Look through the listing and locate every line containing the word "this"; copy those lines.

- DATA:
=-=-=
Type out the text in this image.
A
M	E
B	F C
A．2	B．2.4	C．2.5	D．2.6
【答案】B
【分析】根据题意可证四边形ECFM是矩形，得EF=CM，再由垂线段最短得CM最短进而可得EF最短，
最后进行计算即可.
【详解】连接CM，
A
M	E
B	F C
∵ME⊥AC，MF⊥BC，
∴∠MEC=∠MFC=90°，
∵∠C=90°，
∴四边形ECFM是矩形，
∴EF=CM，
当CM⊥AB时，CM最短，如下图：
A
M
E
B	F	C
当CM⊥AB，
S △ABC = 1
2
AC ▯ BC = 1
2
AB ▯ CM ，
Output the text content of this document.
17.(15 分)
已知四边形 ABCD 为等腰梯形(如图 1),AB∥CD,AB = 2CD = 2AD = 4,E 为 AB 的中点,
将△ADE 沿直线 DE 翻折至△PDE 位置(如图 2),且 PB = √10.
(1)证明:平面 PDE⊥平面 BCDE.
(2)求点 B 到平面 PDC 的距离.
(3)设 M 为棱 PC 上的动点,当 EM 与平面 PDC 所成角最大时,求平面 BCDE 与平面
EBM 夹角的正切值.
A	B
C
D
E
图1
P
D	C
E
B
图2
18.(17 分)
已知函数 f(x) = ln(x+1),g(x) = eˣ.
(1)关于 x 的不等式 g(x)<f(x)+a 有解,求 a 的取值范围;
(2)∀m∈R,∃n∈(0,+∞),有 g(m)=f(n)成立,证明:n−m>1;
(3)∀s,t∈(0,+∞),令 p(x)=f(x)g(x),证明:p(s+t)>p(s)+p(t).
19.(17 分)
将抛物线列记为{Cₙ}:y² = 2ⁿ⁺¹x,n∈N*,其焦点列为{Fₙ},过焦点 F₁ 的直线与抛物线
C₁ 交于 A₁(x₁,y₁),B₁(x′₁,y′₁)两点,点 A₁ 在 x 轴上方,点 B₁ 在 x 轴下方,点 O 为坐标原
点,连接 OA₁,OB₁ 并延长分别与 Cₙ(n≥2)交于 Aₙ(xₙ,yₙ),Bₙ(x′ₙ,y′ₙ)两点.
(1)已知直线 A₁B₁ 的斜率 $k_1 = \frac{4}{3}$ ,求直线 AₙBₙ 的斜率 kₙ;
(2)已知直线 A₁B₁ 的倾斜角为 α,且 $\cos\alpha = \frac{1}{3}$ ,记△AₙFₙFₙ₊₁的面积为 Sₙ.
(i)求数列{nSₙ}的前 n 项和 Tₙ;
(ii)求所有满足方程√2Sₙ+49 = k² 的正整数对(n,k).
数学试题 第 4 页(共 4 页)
=-=-=
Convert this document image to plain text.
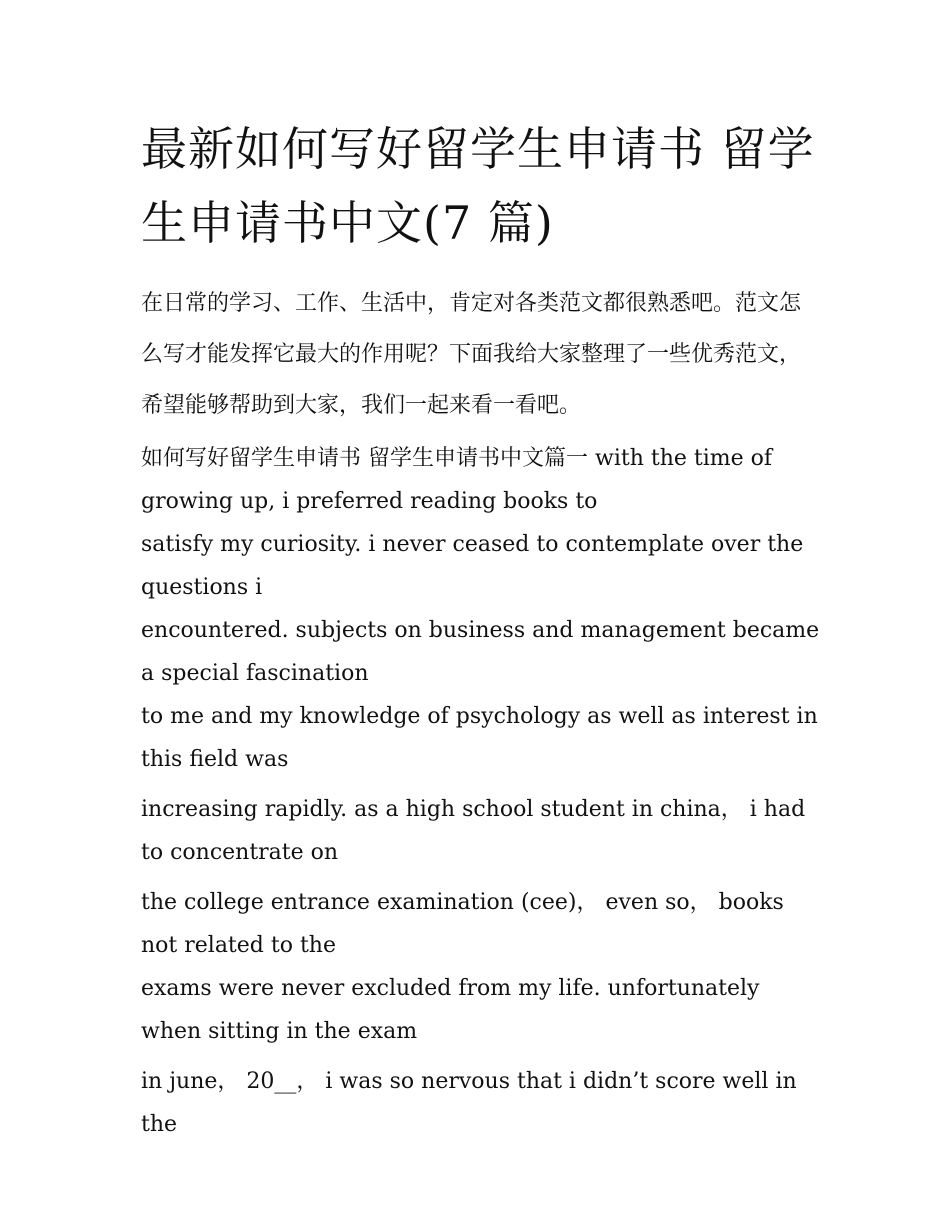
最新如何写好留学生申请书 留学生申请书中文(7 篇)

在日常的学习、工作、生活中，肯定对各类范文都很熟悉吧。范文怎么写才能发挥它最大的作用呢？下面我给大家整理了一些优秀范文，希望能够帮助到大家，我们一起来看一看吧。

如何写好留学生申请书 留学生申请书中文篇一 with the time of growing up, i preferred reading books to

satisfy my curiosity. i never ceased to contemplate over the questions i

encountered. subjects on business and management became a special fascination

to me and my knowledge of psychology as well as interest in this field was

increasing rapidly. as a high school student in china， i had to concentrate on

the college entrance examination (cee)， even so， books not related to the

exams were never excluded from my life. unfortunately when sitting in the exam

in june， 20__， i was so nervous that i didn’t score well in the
=-=-=
- TASK ANSWER:
Type out the text in this image.
Output the text content of this document.
Convert this document image to plain text.
to me and my knowledge of psychology as well as interest in this field was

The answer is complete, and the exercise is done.